## SET EXERCISE
List, from the lines below, each one with "валютном" in it.

Dataset records:
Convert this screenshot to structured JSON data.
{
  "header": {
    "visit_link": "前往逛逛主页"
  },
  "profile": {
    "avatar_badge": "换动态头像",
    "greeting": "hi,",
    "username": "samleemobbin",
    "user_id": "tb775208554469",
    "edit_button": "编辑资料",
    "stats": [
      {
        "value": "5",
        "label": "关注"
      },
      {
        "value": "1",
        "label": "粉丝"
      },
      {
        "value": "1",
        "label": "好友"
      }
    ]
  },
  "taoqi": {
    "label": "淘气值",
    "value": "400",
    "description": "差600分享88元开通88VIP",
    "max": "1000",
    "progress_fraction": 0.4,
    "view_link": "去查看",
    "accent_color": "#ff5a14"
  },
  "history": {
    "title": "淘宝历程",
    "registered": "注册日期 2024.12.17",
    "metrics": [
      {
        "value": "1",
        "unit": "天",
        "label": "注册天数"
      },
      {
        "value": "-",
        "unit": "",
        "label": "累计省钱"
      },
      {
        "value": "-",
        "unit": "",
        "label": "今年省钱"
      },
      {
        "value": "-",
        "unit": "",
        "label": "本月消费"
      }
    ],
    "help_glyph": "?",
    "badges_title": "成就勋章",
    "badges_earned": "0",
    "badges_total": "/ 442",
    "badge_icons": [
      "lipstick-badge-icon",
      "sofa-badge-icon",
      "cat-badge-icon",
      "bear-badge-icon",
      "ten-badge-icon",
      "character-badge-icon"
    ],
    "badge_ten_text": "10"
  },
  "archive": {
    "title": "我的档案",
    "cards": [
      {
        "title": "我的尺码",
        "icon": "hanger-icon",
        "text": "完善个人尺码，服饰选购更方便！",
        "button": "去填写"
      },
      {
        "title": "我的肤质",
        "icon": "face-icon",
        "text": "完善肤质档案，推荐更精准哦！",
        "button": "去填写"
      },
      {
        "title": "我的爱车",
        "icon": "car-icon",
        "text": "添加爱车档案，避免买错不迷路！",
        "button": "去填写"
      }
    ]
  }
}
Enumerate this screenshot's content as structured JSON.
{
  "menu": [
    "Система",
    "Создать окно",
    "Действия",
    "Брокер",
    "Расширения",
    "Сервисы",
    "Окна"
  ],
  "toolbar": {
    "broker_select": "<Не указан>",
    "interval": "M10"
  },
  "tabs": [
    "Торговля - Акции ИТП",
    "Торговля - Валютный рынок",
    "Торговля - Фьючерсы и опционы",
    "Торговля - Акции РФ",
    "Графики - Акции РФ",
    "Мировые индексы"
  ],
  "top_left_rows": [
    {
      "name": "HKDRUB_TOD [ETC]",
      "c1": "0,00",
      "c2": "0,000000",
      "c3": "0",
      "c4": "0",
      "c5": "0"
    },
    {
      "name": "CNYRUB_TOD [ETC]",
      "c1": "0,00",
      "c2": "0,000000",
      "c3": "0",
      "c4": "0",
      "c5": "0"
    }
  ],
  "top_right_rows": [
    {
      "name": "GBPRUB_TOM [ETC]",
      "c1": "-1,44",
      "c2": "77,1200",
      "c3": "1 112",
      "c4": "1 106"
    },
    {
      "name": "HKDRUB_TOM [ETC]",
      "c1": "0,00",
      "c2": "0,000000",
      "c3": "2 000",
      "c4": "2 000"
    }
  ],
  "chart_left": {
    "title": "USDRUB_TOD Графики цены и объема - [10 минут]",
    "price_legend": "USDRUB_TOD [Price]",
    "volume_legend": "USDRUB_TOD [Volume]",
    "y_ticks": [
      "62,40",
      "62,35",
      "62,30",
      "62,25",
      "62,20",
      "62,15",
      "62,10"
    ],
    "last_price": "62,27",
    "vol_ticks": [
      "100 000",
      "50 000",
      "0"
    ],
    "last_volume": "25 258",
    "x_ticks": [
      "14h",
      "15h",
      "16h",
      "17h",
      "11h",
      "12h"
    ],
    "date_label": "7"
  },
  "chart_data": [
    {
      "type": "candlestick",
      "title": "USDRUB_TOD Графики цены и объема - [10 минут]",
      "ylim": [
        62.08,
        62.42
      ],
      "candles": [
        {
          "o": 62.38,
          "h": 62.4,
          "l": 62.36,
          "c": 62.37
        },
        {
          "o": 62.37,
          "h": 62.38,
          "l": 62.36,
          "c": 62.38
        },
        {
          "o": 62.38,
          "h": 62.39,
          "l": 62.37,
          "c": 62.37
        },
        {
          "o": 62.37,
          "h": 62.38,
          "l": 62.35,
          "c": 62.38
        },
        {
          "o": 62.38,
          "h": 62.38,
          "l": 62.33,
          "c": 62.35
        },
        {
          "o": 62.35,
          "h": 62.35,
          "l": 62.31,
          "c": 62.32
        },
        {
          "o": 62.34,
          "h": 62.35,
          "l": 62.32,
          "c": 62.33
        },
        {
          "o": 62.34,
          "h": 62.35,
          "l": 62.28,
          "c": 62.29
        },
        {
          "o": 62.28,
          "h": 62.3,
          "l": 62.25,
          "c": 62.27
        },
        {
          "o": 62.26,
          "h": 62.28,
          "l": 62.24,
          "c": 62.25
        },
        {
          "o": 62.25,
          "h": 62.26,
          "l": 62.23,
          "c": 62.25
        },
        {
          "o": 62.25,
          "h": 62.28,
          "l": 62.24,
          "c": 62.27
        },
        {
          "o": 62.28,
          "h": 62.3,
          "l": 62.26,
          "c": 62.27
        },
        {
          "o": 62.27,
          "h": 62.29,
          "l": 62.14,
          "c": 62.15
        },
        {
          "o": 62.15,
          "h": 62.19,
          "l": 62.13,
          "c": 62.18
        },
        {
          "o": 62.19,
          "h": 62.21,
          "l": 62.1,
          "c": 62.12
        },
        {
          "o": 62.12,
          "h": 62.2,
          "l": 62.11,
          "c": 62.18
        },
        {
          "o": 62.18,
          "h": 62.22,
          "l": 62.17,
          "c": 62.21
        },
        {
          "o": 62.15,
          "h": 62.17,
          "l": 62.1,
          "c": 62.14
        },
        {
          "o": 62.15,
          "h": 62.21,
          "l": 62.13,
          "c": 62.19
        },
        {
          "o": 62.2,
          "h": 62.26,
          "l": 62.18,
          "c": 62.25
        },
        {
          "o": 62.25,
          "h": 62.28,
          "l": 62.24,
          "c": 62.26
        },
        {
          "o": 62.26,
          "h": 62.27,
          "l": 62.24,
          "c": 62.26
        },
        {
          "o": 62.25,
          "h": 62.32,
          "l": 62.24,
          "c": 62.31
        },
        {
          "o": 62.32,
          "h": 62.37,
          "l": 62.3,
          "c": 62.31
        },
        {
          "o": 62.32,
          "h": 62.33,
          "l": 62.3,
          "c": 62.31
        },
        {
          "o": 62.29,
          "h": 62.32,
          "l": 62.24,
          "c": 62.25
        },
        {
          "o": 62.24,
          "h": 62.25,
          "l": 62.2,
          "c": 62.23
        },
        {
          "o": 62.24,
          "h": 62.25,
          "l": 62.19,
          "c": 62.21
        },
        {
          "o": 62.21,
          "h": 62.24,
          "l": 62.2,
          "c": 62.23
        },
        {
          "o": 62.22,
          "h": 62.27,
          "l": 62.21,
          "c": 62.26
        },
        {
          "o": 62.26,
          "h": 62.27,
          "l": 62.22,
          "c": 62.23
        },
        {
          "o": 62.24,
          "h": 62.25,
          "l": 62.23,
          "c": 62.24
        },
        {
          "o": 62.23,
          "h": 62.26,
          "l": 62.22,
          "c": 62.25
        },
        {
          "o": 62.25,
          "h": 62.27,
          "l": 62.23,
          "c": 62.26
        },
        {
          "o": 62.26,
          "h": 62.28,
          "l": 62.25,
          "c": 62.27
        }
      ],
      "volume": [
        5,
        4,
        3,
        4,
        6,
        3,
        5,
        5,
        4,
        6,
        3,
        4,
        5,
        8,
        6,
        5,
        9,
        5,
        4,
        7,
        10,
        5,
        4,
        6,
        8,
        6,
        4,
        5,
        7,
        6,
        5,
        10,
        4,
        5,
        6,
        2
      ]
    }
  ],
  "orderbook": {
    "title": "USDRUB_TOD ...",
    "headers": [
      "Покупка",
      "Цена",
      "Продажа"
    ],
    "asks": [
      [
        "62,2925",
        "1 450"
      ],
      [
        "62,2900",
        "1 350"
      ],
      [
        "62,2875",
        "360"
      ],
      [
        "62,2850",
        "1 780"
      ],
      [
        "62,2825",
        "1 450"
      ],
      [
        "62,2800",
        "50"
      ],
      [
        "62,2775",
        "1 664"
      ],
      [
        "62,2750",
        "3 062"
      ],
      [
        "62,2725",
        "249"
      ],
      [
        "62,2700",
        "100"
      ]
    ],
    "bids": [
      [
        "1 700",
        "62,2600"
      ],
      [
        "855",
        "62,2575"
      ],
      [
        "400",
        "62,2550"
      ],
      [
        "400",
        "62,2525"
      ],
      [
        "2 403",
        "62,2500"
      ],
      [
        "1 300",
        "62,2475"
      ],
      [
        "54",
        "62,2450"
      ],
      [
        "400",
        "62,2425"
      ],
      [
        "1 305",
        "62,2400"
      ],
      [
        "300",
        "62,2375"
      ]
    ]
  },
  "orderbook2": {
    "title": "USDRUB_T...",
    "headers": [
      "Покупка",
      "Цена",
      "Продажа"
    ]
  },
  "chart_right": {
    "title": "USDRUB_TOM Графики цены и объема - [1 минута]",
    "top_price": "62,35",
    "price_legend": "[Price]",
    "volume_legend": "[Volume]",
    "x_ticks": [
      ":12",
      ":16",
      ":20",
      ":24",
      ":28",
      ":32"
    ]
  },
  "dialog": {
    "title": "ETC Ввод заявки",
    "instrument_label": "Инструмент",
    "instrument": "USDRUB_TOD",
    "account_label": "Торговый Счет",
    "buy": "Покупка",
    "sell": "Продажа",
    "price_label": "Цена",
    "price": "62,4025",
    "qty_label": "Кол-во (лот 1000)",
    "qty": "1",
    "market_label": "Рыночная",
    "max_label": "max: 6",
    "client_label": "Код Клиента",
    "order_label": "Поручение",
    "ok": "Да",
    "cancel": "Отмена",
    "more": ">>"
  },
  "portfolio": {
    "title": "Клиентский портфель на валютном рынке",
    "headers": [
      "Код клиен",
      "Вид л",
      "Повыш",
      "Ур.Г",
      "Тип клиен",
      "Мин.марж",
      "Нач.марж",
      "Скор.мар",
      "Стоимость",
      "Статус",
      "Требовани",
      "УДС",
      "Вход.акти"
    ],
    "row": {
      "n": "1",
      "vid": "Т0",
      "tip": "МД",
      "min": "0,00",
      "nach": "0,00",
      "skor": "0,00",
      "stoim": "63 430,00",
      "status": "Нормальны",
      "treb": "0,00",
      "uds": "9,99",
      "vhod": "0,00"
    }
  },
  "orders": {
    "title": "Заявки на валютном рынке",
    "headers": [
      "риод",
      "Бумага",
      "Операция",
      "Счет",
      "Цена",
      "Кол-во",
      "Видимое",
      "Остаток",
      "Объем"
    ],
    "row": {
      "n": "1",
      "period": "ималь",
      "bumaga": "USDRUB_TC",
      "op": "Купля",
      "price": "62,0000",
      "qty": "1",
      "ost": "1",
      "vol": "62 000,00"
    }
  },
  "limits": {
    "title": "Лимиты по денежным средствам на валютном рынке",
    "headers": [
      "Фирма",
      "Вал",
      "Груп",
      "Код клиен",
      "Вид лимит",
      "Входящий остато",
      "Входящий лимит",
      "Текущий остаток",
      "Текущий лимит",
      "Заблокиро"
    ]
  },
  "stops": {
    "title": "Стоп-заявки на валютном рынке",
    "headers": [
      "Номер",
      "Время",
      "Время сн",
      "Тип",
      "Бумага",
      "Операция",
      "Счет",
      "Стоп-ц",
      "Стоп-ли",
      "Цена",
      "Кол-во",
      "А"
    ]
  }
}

## FINAL RESULT
    "title": "Клиентский портфель на валютном рынке",
    "title": "Заявки на валютном рынке",
    "title": "Лимиты по денежным средствам на валютном рынке",
    "title": "Стоп-заявки на валютном рынке",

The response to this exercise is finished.